[start of LISTING]
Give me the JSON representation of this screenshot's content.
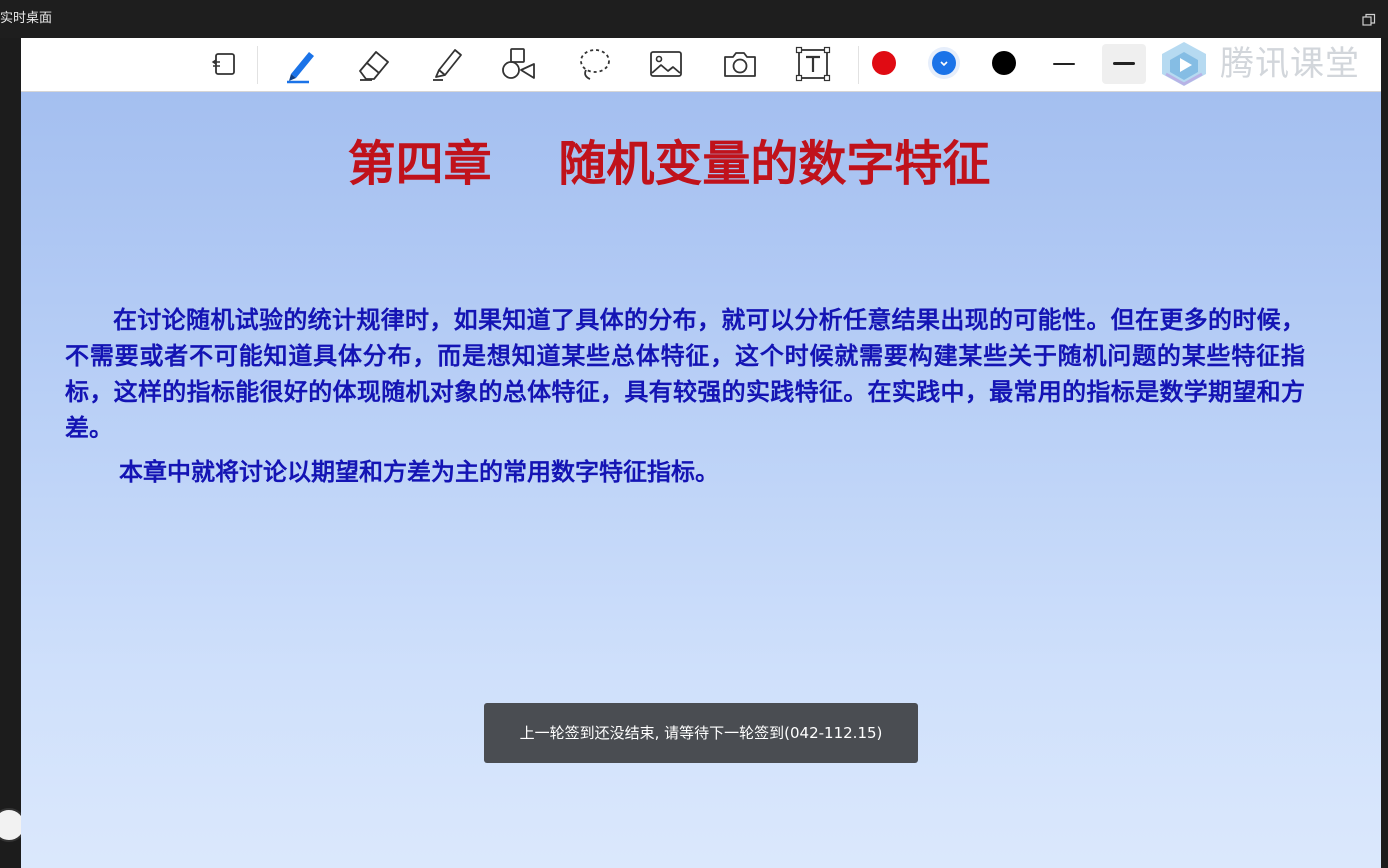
{
  "window": {
    "title": "实时桌面"
  },
  "toolbar": {
    "tools": [
      {
        "name": "page-switch-icon"
      },
      {
        "name": "pen-icon"
      },
      {
        "name": "eraser-icon"
      },
      {
        "name": "highlighter-icon"
      },
      {
        "name": "shapes-icon"
      },
      {
        "name": "lasso-icon"
      },
      {
        "name": "image-icon"
      },
      {
        "name": "camera-icon"
      },
      {
        "name": "text-icon"
      }
    ],
    "colors": {
      "red": "#e00b13",
      "blue": "#1b73e8",
      "black": "#000000"
    },
    "logo_text": "腾讯课堂"
  },
  "slide": {
    "title": "第四章    随机变量的数字特征",
    "paragraph1": "在讨论随机试验的统计规律时，如果知道了具体的分布，就可以分析任意结果出现的可能性。但在更多的时候，不需要或者不可能知道具体分布，而是想知道某些总体特征，这个时候就需要构建某些关于随机问题的某些特征指标，这样的指标能很好的体现随机对象的总体特征，具有较强的实践特征。在实践中，最常用的指标是数学期望和方差。",
    "paragraph2": "本章中就将讨论以期望和方差为主的常用数字特征指标。"
  },
  "toast": {
    "message": "上一轮签到还没结束, 请等待下一轮签到(042-112.15)"
  }
}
[end of LISTING]
Write out all the entries again, word for word, and print no images.

**THE REPLY**.
Give me the JSON representation of this screenshot's content.
{
  "window": {
    "title": "实时桌面"
  },
  "toolbar": {
    "tools": [
      {
        "name": "page-switch-icon"
      },
      {
        "name": "pen-icon"
      },
      {
        "name": "eraser-icon"
      },
      {
        "name": "highlighter-icon"
      },
      {
        "name": "shapes-icon"
      },
      {
        "name": "lasso-icon"
      },
      {
        "name": "image-icon"
      },
      {
        "name": "camera-icon"
      },
      {
        "name": "text-icon"
      }
    ],
    "colors": {
      "red": "#e00b13",
      "blue": "#1b73e8",
      "black": "#000000"
    },
    "logo_text": "腾讯课堂"
  },
  "slide": {
    "title": "第四章    随机变量的数字特征",
    "paragraph1": "在讨论随机试验的统计规律时，如果知道了具体的分布，就可以分析任意结果出现的可能性。但在更多的时候，不需要或者不可能知道具体分布，而是想知道某些总体特征，这个时候就需要构建某些关于随机问题的某些特征指标，这样的指标能很好的体现随机对象的总体特征，具有较强的实践特征。在实践中，最常用的指标是数学期望和方差。",
    "paragraph2": "本章中就将讨论以期望和方差为主的常用数字特征指标。"
  },
  "toast": {
    "message": "上一轮签到还没结束, 请等待下一轮签到(042-112.15)"
  }
}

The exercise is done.